→ **Requirement**: Lay out every line of the material below as a numbered list, leaving out any blank lines.

→ **Region and label listings**:
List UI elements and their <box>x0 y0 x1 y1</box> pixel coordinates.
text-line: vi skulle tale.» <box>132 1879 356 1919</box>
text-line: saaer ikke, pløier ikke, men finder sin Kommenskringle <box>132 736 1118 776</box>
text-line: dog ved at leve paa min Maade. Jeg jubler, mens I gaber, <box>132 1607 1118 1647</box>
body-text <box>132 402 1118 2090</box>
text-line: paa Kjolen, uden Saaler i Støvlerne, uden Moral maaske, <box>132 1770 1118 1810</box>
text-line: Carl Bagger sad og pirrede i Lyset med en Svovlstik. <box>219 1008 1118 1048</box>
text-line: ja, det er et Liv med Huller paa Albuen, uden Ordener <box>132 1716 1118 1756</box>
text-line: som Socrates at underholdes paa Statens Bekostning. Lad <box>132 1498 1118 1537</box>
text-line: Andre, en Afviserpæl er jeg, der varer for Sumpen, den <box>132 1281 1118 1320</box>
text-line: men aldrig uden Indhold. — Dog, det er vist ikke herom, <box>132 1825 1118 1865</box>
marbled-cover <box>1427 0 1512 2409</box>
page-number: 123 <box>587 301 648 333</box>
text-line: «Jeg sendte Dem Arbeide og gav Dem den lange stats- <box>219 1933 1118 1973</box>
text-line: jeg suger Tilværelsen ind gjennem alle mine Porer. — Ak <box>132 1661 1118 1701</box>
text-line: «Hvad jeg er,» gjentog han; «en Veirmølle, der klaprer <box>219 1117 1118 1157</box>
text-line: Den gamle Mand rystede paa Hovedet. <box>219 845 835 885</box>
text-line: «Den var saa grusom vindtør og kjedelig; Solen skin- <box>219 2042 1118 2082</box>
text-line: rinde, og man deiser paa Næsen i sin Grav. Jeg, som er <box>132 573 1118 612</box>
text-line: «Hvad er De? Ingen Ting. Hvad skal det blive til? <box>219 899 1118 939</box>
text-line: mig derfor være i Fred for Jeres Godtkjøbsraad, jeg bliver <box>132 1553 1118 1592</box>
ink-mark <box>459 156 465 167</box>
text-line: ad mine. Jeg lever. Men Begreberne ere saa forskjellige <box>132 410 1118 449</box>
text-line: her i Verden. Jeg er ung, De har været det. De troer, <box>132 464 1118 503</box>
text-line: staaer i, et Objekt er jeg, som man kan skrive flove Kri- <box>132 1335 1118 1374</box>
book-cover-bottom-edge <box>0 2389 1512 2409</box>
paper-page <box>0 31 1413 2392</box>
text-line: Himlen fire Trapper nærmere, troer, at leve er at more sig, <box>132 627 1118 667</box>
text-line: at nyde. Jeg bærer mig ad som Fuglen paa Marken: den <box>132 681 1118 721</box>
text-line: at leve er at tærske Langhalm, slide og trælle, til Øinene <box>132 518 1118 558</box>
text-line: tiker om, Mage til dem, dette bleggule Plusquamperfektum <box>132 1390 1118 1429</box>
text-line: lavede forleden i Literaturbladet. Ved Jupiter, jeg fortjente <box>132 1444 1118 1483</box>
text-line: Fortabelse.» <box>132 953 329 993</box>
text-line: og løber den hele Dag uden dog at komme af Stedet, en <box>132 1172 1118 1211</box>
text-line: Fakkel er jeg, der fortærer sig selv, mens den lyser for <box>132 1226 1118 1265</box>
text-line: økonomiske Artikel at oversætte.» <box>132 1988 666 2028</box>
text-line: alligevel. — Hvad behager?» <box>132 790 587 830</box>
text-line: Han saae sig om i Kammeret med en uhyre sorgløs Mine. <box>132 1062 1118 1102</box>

→ **Exercise output**:
1. List UI elements and their <box>x0 y0 x1 y1</box> pixel coordinates.
2. text-line: vi skulle tale.» <box>132 1879 356 1919</box>
3. text-line: saaer ikke, pløier ikke, men finder sin Kommenskringle <box>132 736 1118 776</box>
4. text-line: dog ved at leve paa min Maade. Jeg jubler, mens I gaber, <box>132 1607 1118 1647</box>
5. body-text <box>132 402 1118 2090</box>
6. text-line: paa Kjolen, uden Saaler i Støvlerne, uden Moral maaske, <box>132 1770 1118 1810</box>
7. text-line: Carl Bagger sad og pirrede i Lyset med en Svovlstik. <box>219 1008 1118 1048</box>
8. text-line: ja, det er et Liv med Huller paa Albuen, uden Ordener <box>132 1716 1118 1756</box>
9. text-line: som Socrates at underholdes paa Statens Bekostning. Lad <box>132 1498 1118 1537</box>
10. text-line: Andre, en Afviserpæl er jeg, der varer for Sumpen, den <box>132 1281 1118 1320</box>
11. text-line: men aldrig uden Indhold. — Dog, det er vist ikke herom, <box>132 1825 1118 1865</box>
12. marbled-cover <box>1427 0 1512 2409</box>
13. page-number: 123 <box>587 301 648 333</box>
14. text-line: «Jeg sendte Dem Arbeide og gav Dem den lange stats- <box>219 1933 1118 1973</box>
15. text-line: jeg suger Tilværelsen ind gjennem alle mine Porer. — Ak <box>132 1661 1118 1701</box>
16. text-line: «Hvad jeg er,» gjentog han; «en Veirmølle, der klaprer <box>219 1117 1118 1157</box>
17. text-line: Den gamle Mand rystede paa Hovedet. <box>219 845 835 885</box>
18. text-line: «Den var saa grusom vindtør og kjedelig; Solen skin- <box>219 2042 1118 2082</box>
19. text-line: rinde, og man deiser paa Næsen i sin Grav. Jeg, som er <box>132 573 1118 612</box>
20. text-line: «Hvad er De? Ingen Ting. Hvad skal det blive til? <box>219 899 1118 939</box>
21. text-line: mig derfor være i Fred for Jeres Godtkjøbsraad, jeg bliver <box>132 1553 1118 1592</box>
22. ink-mark <box>459 156 465 167</box>
23. text-line: ad mine. Jeg lever. Men Begreberne ere saa forskjellige <box>132 410 1118 449</box>
24. text-line: her i Verden. Jeg er ung, De har været det. De troer, <box>132 464 1118 503</box>
25. text-line: staaer i, et Objekt er jeg, som man kan skrive flove Kri- <box>132 1335 1118 1374</box>
26. book-cover-bottom-edge <box>0 2389 1512 2409</box>
27. paper-page <box>0 31 1413 2392</box>
28. text-line: Himlen fire Trapper nærmere, troer, at leve er at more sig, <box>132 627 1118 667</box>
29. text-line: at nyde. Jeg bærer mig ad som Fuglen paa Marken: den <box>132 681 1118 721</box>
30. text-line: at leve er at tærske Langhalm, slide og trælle, til Øinene <box>132 518 1118 558</box>
31. text-line: tiker om, Mage til dem, dette bleggule Plusquamperfektum <box>132 1390 1118 1429</box>
32. text-line: lavede forleden i Literaturbladet. Ved Jupiter, jeg fortjente <box>132 1444 1118 1483</box>
33. text-line: Fortabelse.» <box>132 953 329 993</box>
34. text-line: og løber den hele Dag uden dog at komme af Stedet, en <box>132 1172 1118 1211</box>
35. text-line: Fakkel er jeg, der fortærer sig selv, mens den lyser for <box>132 1226 1118 1265</box>
36. text-line: økonomiske Artikel at oversætte.» <box>132 1988 666 2028</box>
37. text-line: alligevel. — Hvad behager?» <box>132 790 587 830</box>
38. text-line: Han saae sig om i Kammeret med en uhyre sorgløs Mine. <box>132 1062 1118 1102</box>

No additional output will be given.